List each line holding the string "value".
**** GIVEN DATA ****
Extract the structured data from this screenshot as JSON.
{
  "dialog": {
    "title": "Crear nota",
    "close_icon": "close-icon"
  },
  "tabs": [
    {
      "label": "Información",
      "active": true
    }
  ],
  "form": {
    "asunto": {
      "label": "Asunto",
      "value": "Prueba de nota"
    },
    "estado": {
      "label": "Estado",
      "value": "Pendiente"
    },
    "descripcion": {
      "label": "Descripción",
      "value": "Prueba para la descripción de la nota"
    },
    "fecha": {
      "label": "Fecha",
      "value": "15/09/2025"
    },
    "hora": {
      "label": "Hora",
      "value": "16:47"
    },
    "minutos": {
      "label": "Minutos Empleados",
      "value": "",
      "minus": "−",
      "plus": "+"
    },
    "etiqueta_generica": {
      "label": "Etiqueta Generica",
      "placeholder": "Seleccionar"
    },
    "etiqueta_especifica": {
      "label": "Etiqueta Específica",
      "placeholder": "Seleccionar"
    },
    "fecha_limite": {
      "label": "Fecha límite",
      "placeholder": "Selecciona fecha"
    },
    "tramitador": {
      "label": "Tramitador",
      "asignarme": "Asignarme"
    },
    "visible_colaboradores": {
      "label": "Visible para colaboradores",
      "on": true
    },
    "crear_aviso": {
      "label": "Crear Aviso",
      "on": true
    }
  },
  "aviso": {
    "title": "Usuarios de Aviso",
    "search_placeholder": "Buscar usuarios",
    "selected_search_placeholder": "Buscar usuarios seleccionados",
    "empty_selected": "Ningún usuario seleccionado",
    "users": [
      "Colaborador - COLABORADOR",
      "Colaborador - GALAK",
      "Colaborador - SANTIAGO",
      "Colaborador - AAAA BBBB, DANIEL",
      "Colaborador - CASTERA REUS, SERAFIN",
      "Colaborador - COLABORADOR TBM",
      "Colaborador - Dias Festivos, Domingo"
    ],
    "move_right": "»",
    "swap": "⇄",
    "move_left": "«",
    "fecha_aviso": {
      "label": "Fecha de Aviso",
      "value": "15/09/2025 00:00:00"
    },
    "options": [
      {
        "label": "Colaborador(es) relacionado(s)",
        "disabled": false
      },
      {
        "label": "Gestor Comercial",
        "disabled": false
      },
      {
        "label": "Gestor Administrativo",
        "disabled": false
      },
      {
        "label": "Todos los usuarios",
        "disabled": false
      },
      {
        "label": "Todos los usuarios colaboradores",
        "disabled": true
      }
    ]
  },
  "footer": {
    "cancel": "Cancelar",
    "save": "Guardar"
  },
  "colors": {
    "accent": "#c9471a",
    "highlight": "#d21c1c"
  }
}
****
- EXERCISE ANSWER
      "value": "Prueba de nota"
      "value": "Pendiente"
      "value": "Prueba para la descripción de la nota"
      "value": "15/09/2025"
      "value": "16:47"
      "value": "",
      "value": "15/09/2025 00:00:00"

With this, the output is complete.